Dataset entries:
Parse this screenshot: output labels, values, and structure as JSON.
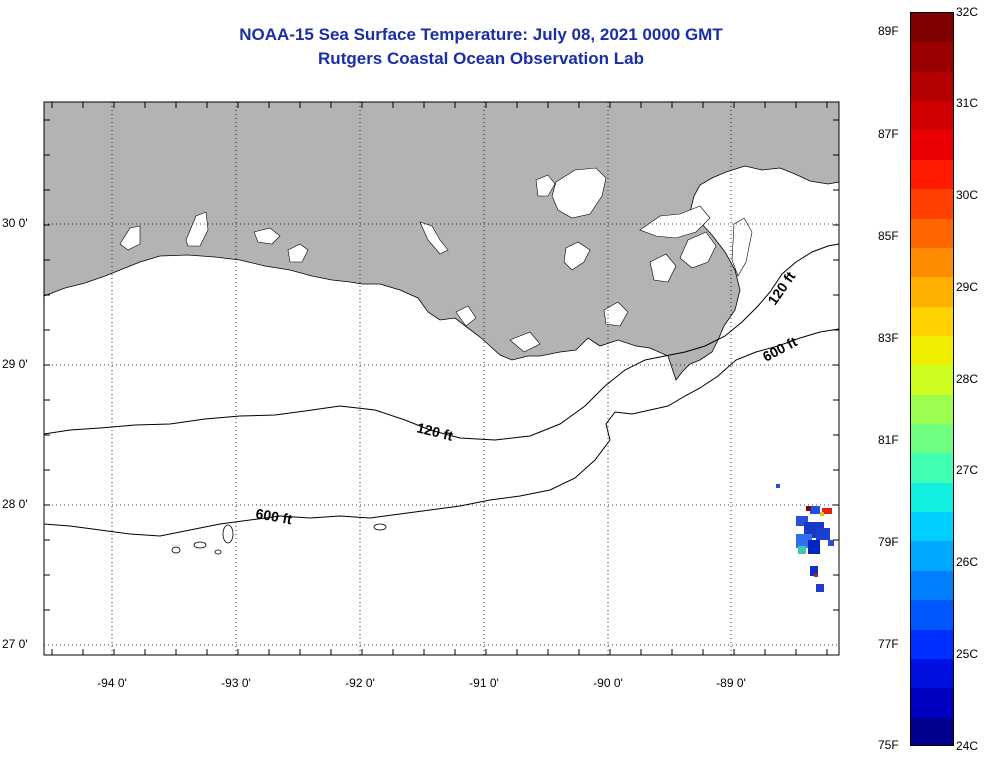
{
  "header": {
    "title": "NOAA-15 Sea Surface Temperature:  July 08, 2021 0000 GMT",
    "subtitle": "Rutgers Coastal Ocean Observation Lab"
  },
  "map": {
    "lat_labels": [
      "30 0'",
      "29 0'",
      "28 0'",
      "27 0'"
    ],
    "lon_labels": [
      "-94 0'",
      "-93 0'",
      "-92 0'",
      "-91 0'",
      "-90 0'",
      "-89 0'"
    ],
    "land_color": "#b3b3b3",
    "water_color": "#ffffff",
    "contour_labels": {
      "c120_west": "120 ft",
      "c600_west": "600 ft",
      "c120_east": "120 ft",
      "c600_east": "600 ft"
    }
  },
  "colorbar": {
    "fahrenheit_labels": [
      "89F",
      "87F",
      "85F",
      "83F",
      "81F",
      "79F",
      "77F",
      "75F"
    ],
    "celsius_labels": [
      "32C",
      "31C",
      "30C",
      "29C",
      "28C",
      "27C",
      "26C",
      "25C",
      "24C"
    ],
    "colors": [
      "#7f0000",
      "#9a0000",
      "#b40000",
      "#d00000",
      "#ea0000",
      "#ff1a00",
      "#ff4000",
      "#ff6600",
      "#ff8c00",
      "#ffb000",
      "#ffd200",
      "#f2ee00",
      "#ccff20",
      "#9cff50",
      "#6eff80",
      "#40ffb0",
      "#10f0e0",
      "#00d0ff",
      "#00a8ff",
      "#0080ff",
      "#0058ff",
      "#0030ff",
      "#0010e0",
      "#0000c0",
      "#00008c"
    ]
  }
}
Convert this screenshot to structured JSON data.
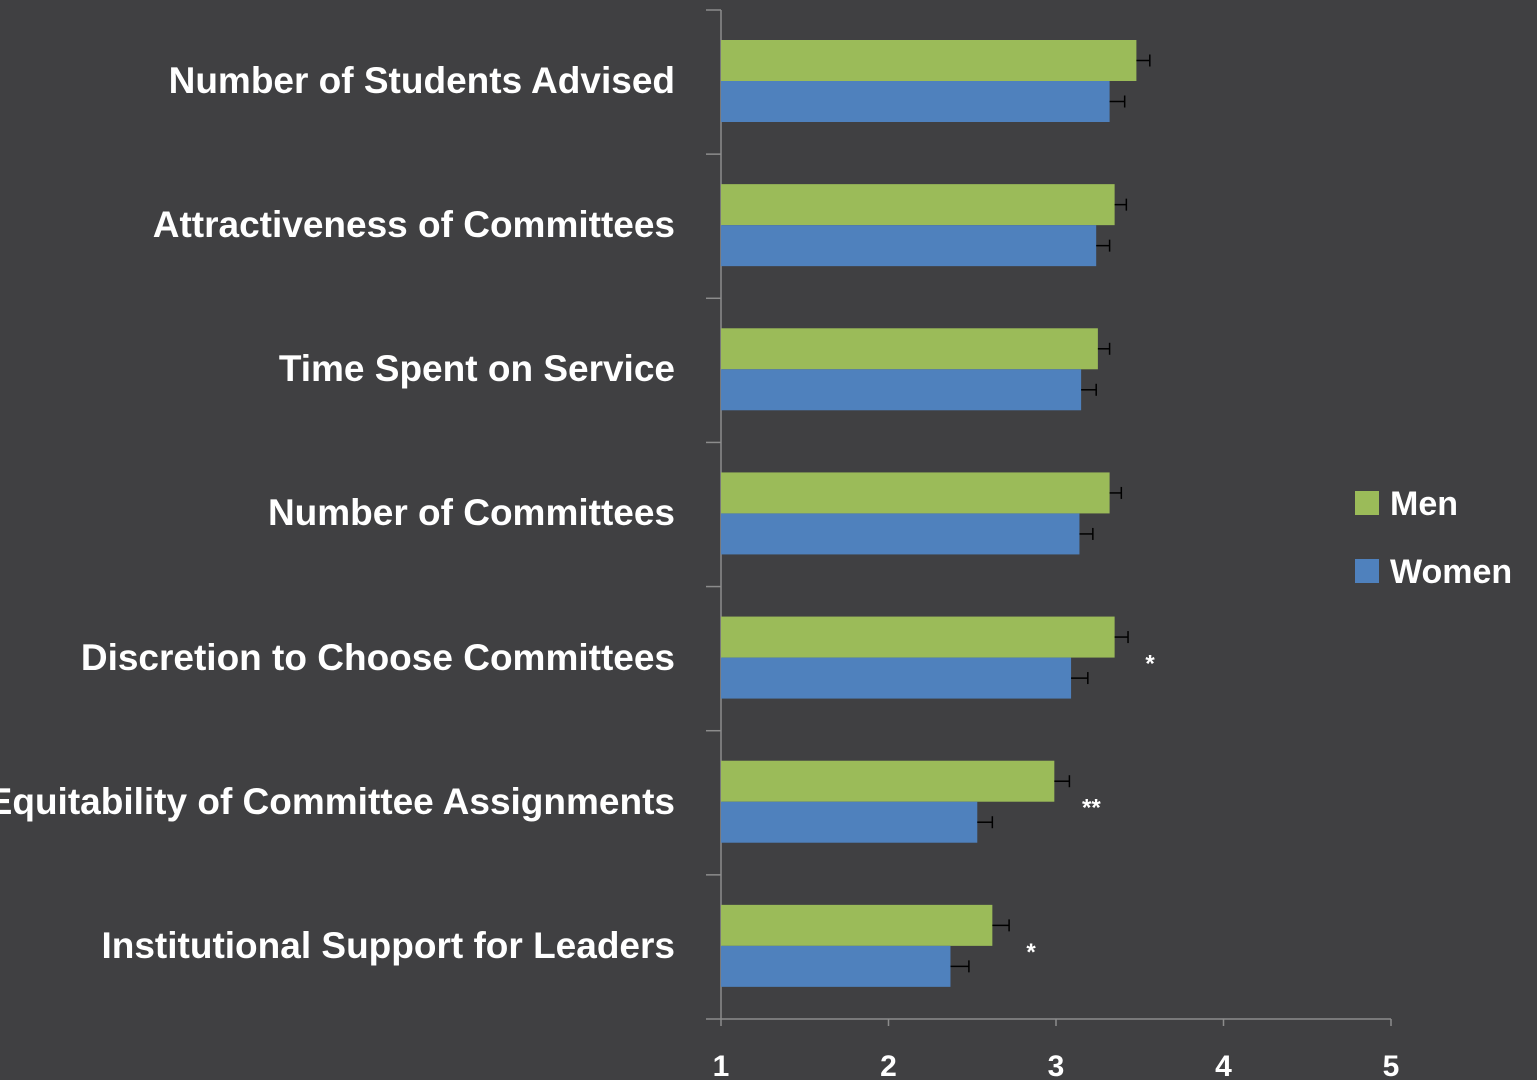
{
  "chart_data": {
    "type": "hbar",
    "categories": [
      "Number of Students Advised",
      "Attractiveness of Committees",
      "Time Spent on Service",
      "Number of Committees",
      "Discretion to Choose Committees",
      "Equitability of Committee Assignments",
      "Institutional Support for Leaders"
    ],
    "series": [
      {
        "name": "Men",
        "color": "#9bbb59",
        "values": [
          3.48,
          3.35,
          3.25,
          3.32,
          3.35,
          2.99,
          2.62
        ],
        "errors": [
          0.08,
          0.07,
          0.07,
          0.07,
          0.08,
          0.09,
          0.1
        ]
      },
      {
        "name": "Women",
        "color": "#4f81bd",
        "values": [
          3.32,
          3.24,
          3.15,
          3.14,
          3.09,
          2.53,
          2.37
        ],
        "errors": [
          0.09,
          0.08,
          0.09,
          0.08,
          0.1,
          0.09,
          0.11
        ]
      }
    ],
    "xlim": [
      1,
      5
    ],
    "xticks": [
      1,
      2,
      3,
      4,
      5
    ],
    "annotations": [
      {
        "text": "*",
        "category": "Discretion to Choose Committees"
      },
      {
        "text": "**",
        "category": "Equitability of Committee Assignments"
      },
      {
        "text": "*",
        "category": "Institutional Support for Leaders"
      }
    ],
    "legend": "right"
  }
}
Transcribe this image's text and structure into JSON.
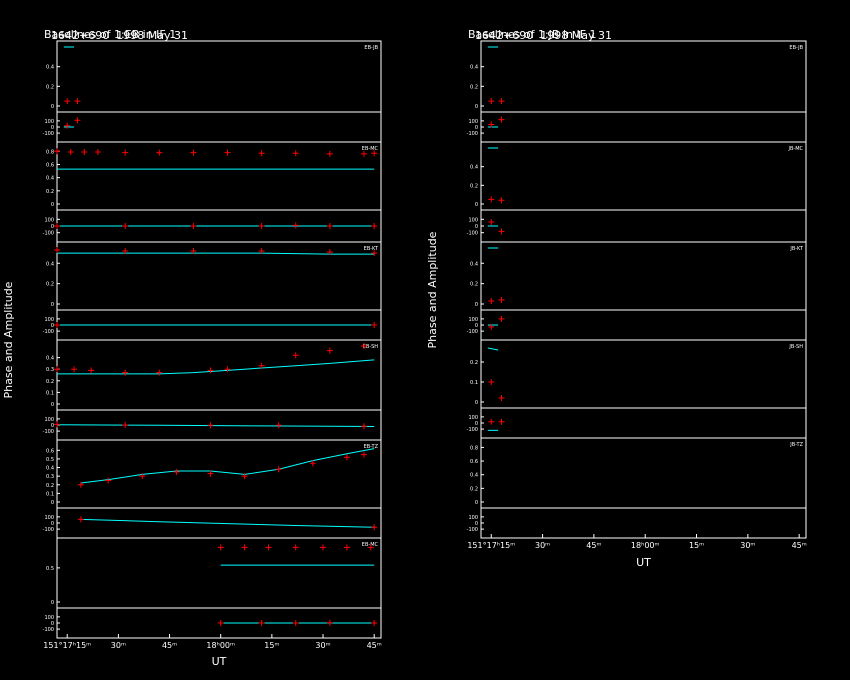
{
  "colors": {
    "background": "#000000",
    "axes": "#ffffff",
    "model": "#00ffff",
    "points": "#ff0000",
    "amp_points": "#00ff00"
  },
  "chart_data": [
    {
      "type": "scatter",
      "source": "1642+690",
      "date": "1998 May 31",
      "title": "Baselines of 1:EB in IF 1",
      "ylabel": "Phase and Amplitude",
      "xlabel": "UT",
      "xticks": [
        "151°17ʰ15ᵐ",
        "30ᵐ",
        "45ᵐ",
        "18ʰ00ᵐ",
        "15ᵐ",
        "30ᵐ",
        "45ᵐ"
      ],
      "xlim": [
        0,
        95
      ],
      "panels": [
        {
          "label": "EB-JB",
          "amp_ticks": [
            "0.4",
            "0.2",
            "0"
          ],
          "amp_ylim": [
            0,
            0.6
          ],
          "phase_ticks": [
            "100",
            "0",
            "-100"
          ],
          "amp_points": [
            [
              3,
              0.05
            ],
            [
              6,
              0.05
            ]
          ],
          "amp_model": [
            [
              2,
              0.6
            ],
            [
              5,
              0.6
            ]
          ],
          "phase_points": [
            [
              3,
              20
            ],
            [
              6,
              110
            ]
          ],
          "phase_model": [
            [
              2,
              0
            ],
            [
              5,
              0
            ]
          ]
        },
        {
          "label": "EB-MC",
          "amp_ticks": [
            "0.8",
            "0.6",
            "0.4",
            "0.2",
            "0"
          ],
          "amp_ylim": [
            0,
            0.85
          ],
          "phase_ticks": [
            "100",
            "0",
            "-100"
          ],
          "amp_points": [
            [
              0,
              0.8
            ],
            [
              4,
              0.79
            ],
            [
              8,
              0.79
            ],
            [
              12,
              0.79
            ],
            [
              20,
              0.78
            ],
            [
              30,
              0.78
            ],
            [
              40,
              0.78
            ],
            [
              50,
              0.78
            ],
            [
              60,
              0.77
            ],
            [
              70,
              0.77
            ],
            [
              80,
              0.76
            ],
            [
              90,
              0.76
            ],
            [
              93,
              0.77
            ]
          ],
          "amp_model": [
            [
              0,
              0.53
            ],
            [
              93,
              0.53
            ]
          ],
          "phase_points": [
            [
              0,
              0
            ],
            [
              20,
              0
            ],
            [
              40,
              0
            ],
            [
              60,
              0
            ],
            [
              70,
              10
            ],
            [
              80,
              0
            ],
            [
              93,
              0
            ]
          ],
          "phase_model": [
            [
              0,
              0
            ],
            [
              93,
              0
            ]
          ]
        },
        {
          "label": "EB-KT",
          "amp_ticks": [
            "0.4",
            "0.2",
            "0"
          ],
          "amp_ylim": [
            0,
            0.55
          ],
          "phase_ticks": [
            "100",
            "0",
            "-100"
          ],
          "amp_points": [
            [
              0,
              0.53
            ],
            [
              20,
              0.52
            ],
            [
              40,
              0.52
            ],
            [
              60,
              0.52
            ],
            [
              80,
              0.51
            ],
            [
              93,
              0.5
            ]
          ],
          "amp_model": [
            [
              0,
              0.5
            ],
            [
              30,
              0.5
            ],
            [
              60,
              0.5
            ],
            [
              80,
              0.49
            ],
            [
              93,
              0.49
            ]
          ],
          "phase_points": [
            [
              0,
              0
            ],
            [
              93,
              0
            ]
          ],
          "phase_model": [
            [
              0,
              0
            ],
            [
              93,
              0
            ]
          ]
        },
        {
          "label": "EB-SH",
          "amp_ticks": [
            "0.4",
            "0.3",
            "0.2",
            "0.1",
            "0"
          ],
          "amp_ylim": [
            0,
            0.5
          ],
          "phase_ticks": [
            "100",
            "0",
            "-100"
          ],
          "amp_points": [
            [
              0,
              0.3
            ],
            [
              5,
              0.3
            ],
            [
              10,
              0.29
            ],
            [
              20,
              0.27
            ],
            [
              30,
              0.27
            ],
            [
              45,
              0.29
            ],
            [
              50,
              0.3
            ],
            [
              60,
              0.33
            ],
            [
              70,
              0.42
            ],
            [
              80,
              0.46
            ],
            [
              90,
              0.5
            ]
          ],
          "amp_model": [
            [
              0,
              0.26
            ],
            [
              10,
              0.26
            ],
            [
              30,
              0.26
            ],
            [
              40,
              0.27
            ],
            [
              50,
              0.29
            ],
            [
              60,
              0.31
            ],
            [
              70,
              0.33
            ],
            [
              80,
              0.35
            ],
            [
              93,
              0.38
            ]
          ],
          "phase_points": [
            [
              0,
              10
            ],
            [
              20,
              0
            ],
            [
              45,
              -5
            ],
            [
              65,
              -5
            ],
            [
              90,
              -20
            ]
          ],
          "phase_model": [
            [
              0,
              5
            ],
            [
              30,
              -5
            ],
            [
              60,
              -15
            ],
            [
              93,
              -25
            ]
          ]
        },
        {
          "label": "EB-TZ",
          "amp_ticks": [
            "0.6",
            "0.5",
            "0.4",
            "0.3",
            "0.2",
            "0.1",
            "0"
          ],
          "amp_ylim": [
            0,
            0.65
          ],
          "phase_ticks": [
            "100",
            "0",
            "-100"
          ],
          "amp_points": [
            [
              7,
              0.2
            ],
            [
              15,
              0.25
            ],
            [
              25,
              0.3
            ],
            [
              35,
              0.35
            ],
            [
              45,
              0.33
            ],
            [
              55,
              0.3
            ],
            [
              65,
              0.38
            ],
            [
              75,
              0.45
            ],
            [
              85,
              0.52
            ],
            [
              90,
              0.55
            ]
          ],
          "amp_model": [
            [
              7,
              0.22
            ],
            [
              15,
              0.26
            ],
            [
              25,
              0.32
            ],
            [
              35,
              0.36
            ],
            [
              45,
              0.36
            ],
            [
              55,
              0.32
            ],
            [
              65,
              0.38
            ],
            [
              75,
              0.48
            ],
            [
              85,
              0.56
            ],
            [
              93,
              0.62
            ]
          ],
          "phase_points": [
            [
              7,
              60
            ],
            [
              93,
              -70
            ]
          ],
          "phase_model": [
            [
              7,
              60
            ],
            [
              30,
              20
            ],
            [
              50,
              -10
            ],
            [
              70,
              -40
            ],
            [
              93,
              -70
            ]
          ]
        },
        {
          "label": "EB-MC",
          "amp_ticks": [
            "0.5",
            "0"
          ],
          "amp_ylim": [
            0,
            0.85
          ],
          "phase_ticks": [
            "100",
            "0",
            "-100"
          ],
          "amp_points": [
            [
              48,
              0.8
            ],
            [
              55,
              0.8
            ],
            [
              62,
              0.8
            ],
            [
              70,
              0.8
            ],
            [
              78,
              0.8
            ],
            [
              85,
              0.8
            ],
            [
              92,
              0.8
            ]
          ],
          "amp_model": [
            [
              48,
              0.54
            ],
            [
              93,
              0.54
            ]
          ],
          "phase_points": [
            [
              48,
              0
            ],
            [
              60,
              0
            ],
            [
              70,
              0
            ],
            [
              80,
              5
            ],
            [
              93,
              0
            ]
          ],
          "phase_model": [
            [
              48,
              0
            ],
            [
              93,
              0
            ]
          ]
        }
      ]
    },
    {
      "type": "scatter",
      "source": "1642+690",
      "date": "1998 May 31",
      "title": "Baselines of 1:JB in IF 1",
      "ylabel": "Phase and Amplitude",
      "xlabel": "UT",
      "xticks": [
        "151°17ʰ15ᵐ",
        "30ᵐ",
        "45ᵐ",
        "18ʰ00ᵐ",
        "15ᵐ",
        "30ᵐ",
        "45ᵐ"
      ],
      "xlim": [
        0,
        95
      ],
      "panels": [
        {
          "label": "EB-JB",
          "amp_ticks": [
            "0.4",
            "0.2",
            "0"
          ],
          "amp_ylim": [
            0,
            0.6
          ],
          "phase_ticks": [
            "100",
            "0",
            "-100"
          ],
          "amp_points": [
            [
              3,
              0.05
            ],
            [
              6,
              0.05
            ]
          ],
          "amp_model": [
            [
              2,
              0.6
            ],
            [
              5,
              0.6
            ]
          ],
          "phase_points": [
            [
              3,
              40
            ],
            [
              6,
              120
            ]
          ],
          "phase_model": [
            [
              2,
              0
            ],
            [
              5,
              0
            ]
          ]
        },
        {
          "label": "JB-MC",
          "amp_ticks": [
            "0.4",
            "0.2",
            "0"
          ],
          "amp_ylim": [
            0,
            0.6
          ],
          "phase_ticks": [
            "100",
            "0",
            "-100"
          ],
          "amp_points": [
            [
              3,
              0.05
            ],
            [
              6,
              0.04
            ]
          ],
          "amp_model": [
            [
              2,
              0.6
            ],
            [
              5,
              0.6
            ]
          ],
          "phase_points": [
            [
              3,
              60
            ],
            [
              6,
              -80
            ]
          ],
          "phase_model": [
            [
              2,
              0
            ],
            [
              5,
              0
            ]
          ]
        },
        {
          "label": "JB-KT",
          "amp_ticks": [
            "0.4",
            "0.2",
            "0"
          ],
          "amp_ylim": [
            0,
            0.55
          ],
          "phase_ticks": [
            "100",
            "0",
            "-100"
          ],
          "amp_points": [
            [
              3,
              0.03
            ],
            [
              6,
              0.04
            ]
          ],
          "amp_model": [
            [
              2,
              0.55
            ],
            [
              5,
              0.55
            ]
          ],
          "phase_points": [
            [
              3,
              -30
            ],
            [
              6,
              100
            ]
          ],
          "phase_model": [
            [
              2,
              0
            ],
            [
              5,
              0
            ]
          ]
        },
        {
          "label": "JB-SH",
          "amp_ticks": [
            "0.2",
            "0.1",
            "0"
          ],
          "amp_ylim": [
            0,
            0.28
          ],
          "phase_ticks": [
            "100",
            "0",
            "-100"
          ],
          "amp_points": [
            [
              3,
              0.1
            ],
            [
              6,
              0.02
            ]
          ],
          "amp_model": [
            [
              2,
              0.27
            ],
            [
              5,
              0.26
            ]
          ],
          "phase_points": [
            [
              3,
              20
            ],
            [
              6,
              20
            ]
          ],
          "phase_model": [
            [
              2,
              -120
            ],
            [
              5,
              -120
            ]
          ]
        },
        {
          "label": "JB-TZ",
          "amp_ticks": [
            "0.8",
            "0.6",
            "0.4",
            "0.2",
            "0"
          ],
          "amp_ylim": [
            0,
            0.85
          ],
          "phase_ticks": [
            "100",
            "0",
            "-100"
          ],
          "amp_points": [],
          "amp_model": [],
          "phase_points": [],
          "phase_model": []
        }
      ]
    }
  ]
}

### Prompt
Using the material above, gather every line that includes "Equitability".

### Solution for this exercise
      "Equitability of Committee Assignments",
        "category": "Equitability of Committee Assignments"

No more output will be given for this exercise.